• Materials provided:
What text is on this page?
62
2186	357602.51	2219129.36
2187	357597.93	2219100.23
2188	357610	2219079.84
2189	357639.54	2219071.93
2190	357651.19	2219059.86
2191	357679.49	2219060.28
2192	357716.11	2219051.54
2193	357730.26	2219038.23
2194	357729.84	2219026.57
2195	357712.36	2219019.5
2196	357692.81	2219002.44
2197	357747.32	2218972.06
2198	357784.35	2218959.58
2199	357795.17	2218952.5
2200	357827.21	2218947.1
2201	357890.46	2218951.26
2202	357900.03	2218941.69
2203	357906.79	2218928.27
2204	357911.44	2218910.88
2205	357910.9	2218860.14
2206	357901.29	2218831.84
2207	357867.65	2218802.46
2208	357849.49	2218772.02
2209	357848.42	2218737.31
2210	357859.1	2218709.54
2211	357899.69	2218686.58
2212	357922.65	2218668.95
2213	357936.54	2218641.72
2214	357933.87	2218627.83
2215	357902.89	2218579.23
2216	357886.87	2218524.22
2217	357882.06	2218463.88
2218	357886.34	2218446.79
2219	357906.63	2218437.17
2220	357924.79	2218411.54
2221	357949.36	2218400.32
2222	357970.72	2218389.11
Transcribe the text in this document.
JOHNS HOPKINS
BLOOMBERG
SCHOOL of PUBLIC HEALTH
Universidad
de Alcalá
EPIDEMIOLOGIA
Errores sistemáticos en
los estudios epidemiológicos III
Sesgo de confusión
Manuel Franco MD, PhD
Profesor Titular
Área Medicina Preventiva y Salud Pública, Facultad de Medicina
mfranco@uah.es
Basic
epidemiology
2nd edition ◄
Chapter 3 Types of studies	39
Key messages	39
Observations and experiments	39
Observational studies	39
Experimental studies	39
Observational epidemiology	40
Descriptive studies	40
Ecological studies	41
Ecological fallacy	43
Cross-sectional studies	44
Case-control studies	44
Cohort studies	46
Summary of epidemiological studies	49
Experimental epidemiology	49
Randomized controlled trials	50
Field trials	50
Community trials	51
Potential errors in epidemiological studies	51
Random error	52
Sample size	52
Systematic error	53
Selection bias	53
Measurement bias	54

• Exercise task: Search the entries for the word "trials" and copy every line that has it.

• Answer to the exercise:
Randomized controlled trials	50
Field trials	50
Community trials	51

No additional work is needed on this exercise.